Written exercise » Send back all the data below, exactly as given.

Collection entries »
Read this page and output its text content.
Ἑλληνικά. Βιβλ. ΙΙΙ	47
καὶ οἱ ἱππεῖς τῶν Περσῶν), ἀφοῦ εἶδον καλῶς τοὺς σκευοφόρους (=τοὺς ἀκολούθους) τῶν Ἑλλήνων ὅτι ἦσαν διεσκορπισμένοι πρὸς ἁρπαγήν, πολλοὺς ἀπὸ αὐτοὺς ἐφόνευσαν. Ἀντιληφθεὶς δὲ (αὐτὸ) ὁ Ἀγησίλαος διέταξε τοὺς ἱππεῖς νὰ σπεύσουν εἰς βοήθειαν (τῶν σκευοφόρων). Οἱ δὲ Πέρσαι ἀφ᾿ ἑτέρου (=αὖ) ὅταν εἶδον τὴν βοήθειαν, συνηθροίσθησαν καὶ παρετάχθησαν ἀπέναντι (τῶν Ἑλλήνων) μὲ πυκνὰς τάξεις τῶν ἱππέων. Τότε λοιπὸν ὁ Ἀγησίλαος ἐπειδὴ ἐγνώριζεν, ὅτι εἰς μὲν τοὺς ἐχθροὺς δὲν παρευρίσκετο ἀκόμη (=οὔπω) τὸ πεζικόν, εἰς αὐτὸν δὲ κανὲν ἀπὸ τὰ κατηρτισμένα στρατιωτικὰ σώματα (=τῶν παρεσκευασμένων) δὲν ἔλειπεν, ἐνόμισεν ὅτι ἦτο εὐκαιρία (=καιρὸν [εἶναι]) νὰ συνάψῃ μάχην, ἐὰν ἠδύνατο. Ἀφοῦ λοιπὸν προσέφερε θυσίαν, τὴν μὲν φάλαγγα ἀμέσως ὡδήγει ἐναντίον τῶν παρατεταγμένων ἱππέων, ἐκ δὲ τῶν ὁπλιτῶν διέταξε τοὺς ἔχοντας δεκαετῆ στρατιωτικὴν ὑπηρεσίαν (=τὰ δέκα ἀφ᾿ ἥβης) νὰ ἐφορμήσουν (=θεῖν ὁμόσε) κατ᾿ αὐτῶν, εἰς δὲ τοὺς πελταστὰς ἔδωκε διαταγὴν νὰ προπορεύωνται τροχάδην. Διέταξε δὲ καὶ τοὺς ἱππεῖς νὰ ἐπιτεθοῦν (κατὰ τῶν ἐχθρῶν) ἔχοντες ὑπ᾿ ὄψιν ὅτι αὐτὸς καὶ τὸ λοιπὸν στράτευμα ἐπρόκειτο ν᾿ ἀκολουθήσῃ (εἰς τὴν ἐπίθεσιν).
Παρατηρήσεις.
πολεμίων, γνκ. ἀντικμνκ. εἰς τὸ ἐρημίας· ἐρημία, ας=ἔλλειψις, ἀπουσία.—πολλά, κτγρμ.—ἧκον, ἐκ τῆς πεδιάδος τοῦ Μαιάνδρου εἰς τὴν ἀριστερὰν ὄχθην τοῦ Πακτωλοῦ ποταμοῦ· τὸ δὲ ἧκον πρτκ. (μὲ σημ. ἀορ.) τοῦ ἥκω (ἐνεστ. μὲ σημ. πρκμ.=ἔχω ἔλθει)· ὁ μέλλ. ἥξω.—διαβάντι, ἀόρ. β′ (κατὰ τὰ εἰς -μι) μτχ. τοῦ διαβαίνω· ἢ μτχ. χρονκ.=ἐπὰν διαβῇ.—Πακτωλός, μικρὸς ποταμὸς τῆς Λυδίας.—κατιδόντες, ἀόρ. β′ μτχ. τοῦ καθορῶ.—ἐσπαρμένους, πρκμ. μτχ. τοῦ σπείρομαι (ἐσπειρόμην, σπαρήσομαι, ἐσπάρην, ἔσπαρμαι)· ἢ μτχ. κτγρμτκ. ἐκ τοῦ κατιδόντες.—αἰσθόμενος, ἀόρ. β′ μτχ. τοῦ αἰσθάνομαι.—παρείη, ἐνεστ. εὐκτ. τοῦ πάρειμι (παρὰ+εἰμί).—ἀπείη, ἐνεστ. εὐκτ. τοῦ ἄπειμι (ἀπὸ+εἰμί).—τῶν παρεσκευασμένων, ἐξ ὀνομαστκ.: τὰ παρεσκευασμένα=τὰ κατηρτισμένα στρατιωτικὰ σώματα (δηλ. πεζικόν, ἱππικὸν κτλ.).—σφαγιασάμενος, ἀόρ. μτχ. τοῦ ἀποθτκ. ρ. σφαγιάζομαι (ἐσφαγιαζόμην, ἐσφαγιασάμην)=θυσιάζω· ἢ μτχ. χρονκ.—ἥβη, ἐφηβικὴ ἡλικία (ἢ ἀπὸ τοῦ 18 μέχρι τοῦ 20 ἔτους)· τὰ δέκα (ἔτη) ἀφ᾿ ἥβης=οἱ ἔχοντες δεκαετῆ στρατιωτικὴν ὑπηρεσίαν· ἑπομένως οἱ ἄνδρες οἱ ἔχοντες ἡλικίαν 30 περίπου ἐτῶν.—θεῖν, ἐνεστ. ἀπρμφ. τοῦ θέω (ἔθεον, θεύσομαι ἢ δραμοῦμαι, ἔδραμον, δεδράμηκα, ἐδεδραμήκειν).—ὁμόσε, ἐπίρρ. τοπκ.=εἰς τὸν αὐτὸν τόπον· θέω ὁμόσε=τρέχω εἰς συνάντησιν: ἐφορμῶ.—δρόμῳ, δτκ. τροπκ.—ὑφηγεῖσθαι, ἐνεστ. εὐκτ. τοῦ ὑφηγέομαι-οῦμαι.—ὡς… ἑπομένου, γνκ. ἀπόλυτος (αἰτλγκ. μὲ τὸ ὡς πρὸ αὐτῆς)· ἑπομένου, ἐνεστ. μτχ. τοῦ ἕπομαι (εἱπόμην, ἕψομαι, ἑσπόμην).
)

Task response »
Read this page and output its text content.
Ἑλληνικά. Βιβλ. ΙΙΙ	47
καὶ οἱ ἱππεῖς τῶν Περσῶν), ἀφοῦ εἶδον καλῶς τοὺς σκευοφόρους (=τοὺς ἀκολούθους) τῶν Ἑλλήνων ὅτι ἦσαν διεσκορπισμένοι πρὸς ἁρπαγήν, πολλοὺς ἀπὸ αὐτοὺς ἐφόνευσαν. Ἀντιληφθεὶς δὲ (αὐτὸ) ὁ Ἀγησίλαος διέταξε τοὺς ἱππεῖς νὰ σπεύσουν εἰς βοήθειαν (τῶν σκευοφόρων). Οἱ δὲ Πέρσαι ἀφ᾿ ἑτέρου (=αὖ) ὅταν εἶδον τὴν βοήθειαν, συνηθροίσθησαν καὶ παρετάχθησαν ἀπέναντι (τῶν Ἑλλήνων) μὲ πυκνὰς τάξεις τῶν ἱππέων. Τότε λοιπὸν ὁ Ἀγησίλαος ἐπειδὴ ἐγνώριζεν, ὅτι εἰς μὲν τοὺς ἐχθροὺς δὲν παρευρίσκετο ἀκόμη (=οὔπω) τὸ πεζικόν, εἰς αὐτὸν δὲ κανὲν ἀπὸ τὰ κατηρτισμένα στρατιωτικὰ σώματα (=τῶν παρεσκευασμένων) δὲν ἔλειπεν, ἐνόμισεν ὅτι ἦτο εὐκαιρία (=καιρὸν [εἶναι]) νὰ συνάψῃ μάχην, ἐὰν ἠδύνατο. Ἀφοῦ λοιπὸν προσέφερε θυσίαν, τὴν μὲν φάλαγγα ἀμέσως ὡδήγει ἐναντίον τῶν παρατεταγμένων ἱππέων, ἐκ δὲ τῶν ὁπλιτῶν διέταξε τοὺς ἔχοντας δεκαετῆ στρατιωτικὴν ὑπηρεσίαν (=τὰ δέκα ἀφ᾿ ἥβης) νὰ ἐφορμήσουν (=θεῖν ὁμόσε) κατ᾿ αὐτῶν, εἰς δὲ τοὺς πελταστὰς ἔδωκε διαταγὴν νὰ προπορεύωνται τροχάδην. Διέταξε δὲ καὶ τοὺς ἱππεῖς νὰ ἐπιτεθοῦν (κατὰ τῶν ἐχθρῶν) ἔχοντες ὑπ᾿ ὄψιν ὅτι αὐτὸς καὶ τὸ λοιπὸν στράτευμα ἐπρόκειτο ν᾿ ἀκολουθήσῃ (εἰς τὴν ἐπίθεσιν).
Παρατηρήσεις.
πολεμίων, γνκ. ἀντικμνκ. εἰς τὸ ἐρημίας· ἐρημία, ας=ἔλλειψις, ἀπουσία.—πολλά, κτγρμ.—ἧκον, ἐκ τῆς πεδιάδος τοῦ Μαιάνδρου εἰς τὴν ἀριστερὰν ὄχθην τοῦ Πακτωλοῦ ποταμοῦ· τὸ δὲ ἧκον πρτκ. (μὲ σημ. ἀορ.) τοῦ ἥκω (ἐνεστ. μὲ σημ. πρκμ.=ἔχω ἔλθει)· ὁ μέλλ. ἥξω.—διαβάντι, ἀόρ. β′ (κατὰ τὰ εἰς -μι) μτχ. τοῦ διαβαίνω· ἢ μτχ. χρονκ.=ἐπὰν διαβῇ.—Πακτωλός, μικρὸς ποταμὸς τῆς Λυδίας.—κατιδόντες, ἀόρ. β′ μτχ. τοῦ καθορῶ.—ἐσπαρμένους, πρκμ. μτχ. τοῦ σπείρομαι (ἐσπειρόμην, σπαρήσομαι, ἐσπάρην, ἔσπαρμαι)· ἢ μτχ. κτγρμτκ. ἐκ τοῦ κατιδόντες.—αἰσθόμενος, ἀόρ. β′ μτχ. τοῦ αἰσθάνομαι.—παρείη, ἐνεστ. εὐκτ. τοῦ πάρειμι (παρὰ+εἰμί).—ἀπείη, ἐνεστ. εὐκτ. τοῦ ἄπειμι (ἀπὸ+εἰμί).—τῶν παρεσκευασμένων, ἐξ ὀνομαστκ.: τὰ παρεσκευασμένα=τὰ κατηρτισμένα στρατιωτικὰ σώματα (δηλ. πεζικόν, ἱππικὸν κτλ.).—σφαγιασάμενος, ἀόρ. μτχ. τοῦ ἀποθτκ. ρ. σφαγιάζομαι (ἐσφαγιαζόμην, ἐσφαγιασάμην)=θυσιάζω· ἢ μτχ. χρονκ.—ἥβη, ἐφηβικὴ ἡλικία (ἢ ἀπὸ τοῦ 18 μέχρι τοῦ 20 ἔτους)· τὰ δέκα (ἔτη) ἀφ᾿ ἥβης=οἱ ἔχοντες δεκαετῆ στρατιωτικὴν ὑπηρεσίαν· ἑπομένως οἱ ἄνδρες οἱ ἔχοντες ἡλικίαν 30 περίπου ἐτῶν.—θεῖν, ἐνεστ. ἀπρμφ. τοῦ θέω (ἔθεον, θεύσομαι ἢ δραμοῦμαι, ἔδραμον, δεδράμηκα, ἐδεδραμήκειν).—ὁμόσε, ἐπίρρ. τοπκ.=εἰς τὸν αὐτὸν τόπον· θέω ὁμόσε=τρέχω εἰς συνάντησιν: ἐφορμῶ.—δρόμῳ, δτκ. τροπκ.—ὑφηγεῖσθαι, ἐνεστ. εὐκτ. τοῦ ὑφηγέομαι-οῦμαι.—ὡς… ἑπομένου, γνκ. ἀπόλυτος (αἰτλγκ. μὲ τὸ ὡς πρὸ αὐτῆς)· ἑπομένου, ἐνεστ. μτχ. τοῦ ἕπομαι (εἱπόμην, ἕψομαι, ἑσπόμην).
)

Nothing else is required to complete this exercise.